(begin)

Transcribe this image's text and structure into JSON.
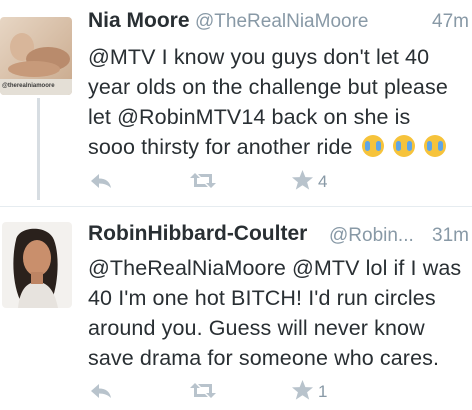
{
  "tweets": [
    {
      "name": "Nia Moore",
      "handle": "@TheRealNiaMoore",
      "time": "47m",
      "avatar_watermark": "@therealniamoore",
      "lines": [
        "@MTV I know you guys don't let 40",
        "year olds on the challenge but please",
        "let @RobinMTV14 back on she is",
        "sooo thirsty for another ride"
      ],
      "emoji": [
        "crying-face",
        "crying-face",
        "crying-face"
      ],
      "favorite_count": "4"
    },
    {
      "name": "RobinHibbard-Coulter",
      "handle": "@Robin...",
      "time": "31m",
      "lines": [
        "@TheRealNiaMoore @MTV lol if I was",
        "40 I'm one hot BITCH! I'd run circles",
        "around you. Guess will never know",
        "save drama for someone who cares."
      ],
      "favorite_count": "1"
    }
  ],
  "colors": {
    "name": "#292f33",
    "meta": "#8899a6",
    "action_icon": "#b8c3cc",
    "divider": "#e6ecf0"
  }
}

(end)
(begin)

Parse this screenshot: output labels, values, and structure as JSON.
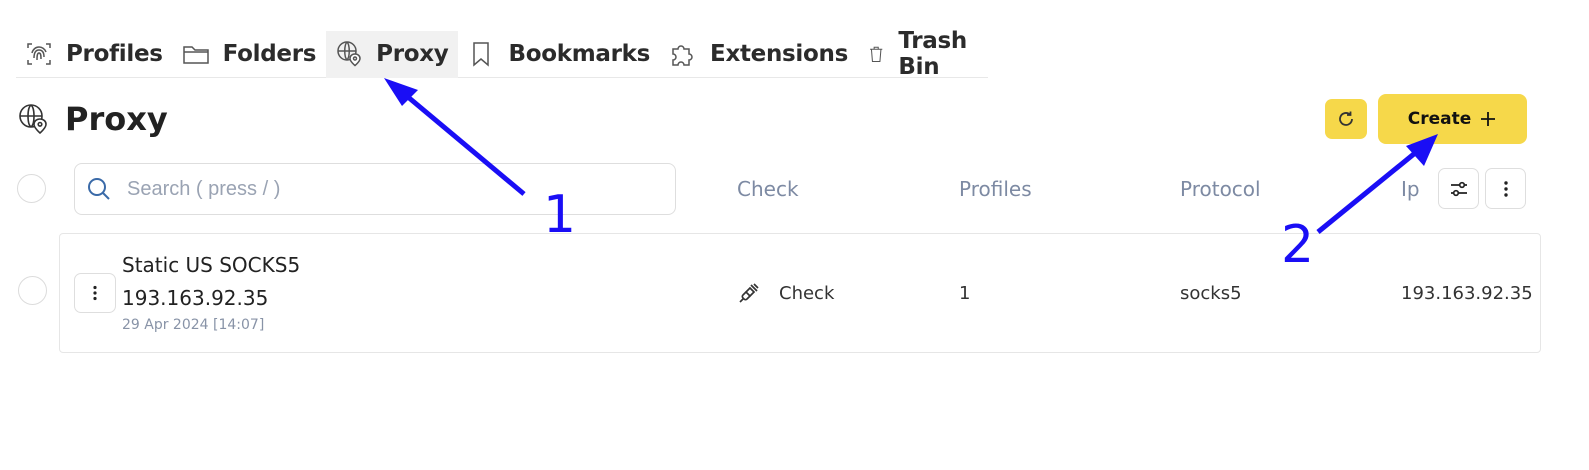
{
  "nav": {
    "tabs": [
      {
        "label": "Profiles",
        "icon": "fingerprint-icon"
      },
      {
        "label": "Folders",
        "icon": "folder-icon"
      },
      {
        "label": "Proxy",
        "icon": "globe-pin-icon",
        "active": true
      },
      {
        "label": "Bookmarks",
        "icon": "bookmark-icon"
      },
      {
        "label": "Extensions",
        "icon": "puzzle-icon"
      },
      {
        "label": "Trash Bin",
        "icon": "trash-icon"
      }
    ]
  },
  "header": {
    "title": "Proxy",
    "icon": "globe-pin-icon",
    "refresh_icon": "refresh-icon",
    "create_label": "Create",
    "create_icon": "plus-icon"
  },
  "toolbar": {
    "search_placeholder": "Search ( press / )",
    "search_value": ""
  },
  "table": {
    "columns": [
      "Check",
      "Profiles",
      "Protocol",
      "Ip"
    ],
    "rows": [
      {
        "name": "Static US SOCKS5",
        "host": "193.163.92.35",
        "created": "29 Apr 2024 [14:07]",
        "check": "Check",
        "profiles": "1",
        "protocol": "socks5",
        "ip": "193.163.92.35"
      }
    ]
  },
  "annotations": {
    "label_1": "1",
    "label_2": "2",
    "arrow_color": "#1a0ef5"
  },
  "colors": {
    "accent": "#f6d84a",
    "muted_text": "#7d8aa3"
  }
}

(end)
(begin)

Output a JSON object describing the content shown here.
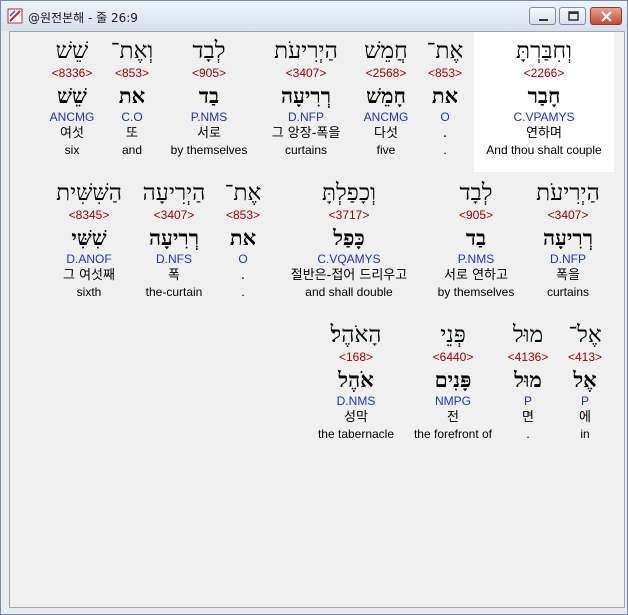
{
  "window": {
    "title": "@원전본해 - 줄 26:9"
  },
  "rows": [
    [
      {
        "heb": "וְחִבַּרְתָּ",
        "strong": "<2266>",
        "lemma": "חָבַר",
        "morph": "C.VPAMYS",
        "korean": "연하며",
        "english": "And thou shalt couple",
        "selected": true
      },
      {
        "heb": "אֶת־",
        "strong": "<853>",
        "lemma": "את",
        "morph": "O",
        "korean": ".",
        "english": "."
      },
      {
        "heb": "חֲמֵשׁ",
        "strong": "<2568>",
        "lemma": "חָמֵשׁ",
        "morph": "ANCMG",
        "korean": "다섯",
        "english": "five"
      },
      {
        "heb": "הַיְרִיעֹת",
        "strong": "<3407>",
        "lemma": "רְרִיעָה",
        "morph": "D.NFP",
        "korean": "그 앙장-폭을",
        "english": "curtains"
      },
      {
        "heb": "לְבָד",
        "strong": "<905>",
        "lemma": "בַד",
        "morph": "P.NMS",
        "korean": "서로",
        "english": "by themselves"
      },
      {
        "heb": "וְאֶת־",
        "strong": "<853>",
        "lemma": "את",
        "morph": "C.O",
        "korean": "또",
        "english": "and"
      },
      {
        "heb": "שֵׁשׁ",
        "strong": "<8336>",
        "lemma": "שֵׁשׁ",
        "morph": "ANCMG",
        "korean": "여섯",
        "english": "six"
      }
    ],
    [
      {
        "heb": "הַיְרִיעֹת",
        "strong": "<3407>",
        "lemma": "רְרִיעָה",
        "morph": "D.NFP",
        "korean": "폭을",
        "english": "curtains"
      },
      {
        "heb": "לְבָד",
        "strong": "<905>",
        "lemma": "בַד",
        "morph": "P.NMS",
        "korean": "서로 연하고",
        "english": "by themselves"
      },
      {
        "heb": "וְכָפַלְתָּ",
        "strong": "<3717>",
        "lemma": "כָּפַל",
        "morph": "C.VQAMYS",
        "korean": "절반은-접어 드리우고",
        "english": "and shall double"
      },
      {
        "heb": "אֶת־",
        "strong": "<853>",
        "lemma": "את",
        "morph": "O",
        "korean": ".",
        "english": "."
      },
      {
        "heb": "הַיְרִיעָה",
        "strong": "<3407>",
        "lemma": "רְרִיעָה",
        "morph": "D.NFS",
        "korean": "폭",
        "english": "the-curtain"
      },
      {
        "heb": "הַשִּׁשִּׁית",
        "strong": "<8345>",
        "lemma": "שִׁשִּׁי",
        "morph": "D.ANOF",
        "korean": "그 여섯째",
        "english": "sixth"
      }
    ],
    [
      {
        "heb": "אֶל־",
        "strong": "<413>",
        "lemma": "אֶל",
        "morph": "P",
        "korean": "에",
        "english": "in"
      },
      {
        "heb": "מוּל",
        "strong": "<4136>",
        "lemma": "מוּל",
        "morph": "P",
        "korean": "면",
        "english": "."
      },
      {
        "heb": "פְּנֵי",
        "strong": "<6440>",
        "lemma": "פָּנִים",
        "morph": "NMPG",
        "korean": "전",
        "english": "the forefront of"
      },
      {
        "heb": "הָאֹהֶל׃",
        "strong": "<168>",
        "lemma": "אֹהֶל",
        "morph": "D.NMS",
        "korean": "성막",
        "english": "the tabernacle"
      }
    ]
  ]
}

(end)

WHAT IS EXPECTED → Identify the lines above that contain the word "JSON", then copy them.

OUTPUT OF THE EXERCISE →
Transcribe this image's text and structure into JSON.
Parse this screenshot: output labels, values, and structure as JSON.
Output a JSON object describing the content shown here.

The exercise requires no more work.